[Begin]
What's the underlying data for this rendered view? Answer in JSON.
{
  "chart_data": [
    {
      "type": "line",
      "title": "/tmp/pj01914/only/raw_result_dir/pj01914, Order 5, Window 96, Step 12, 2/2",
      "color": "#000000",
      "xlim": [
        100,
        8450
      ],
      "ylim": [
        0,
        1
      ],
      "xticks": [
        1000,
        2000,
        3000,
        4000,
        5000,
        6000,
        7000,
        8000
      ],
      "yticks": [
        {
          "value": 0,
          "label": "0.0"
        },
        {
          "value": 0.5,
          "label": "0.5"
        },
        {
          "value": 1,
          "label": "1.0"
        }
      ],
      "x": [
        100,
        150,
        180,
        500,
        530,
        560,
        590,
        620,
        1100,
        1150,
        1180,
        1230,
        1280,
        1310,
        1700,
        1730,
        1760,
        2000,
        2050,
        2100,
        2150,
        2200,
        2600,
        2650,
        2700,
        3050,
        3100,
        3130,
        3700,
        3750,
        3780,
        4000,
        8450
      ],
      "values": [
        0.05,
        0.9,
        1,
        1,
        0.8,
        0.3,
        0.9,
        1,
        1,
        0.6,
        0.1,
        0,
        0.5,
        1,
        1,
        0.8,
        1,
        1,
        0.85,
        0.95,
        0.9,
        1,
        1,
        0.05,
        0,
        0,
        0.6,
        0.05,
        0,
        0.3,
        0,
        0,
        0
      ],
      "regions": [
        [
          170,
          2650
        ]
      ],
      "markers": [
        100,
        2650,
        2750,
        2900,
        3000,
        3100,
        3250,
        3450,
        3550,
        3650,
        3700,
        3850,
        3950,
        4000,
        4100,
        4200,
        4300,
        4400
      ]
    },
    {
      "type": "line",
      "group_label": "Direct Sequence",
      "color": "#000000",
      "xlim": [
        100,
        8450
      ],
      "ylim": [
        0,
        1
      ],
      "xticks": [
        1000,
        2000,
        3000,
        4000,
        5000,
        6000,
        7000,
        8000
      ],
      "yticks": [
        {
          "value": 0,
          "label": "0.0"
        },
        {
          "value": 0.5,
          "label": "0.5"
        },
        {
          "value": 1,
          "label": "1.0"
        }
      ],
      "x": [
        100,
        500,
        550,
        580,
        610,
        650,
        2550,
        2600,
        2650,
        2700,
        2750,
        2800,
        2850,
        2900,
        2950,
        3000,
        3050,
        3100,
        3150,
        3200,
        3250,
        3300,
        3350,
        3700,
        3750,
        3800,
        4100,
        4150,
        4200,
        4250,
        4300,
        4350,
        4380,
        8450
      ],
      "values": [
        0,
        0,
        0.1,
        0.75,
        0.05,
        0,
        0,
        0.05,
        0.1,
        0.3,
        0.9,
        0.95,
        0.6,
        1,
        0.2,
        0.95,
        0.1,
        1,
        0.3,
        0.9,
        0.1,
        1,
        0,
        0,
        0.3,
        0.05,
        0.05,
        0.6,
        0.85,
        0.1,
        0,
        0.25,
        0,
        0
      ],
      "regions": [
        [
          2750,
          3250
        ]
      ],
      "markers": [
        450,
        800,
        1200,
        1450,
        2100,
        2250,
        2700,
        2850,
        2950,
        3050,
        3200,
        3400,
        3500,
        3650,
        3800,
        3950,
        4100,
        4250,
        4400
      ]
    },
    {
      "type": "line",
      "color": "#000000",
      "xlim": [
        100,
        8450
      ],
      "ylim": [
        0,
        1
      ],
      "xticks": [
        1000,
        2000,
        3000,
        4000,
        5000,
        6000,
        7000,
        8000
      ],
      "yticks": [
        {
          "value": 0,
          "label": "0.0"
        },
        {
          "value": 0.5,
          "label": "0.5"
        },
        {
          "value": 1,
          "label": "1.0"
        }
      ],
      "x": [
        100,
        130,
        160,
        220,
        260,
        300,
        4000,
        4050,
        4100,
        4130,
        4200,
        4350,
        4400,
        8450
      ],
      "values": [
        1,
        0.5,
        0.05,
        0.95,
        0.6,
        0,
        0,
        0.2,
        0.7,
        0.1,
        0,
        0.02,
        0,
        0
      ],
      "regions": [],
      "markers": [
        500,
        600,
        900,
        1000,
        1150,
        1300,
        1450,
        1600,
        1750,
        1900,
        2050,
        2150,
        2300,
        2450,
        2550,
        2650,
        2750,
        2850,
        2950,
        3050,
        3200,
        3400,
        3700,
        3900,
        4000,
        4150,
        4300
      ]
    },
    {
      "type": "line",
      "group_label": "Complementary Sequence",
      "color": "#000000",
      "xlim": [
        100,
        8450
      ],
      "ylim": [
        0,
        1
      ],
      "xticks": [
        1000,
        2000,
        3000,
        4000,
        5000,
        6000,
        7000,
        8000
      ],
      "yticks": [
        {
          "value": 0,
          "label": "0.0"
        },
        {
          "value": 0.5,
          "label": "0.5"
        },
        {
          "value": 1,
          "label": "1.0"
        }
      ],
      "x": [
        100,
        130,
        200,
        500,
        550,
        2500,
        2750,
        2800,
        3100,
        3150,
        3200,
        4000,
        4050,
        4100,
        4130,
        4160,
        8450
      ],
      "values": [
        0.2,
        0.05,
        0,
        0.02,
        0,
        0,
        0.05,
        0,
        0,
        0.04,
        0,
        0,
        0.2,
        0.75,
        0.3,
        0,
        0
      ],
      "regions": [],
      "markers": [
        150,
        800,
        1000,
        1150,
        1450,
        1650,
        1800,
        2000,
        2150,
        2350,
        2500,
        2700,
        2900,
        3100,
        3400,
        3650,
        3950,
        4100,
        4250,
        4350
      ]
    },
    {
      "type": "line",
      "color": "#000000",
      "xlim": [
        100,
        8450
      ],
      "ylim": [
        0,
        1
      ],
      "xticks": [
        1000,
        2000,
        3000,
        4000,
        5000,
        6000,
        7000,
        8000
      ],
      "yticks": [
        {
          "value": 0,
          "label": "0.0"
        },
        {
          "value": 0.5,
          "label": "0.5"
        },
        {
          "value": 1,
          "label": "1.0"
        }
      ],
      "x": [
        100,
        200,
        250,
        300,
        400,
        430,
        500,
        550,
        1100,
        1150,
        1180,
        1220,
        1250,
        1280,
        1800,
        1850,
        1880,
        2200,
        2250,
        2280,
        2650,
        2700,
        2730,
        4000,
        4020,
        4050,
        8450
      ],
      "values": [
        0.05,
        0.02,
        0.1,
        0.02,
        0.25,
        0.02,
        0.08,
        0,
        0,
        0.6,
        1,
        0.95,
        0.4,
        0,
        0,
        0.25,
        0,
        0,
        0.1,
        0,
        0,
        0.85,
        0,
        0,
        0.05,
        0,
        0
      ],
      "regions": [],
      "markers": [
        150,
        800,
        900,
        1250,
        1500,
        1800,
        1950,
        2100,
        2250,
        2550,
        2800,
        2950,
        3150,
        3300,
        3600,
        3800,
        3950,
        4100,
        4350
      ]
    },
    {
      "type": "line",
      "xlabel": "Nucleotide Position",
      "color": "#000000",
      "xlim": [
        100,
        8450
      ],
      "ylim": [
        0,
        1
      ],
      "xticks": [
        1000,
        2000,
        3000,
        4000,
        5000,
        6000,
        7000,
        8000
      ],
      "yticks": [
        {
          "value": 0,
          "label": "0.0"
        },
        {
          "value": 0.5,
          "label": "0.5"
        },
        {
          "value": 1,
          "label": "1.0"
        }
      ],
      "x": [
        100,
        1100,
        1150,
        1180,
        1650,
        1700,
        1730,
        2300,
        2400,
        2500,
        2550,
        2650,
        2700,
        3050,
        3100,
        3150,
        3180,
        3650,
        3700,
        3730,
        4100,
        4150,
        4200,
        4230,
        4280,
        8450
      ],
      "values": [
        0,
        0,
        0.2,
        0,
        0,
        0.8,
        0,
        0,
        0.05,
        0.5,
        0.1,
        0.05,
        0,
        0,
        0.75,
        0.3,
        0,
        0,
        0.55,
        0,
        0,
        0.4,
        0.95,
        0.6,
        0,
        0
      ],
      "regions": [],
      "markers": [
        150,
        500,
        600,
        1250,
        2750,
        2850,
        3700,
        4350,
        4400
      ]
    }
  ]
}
[End]
■ Task to carry out
Copy each line from the records above that includes the string "Sequence".

■ Exercise output
      "group_label": "Direct Sequence",
      "group_label": "Complementary Sequence",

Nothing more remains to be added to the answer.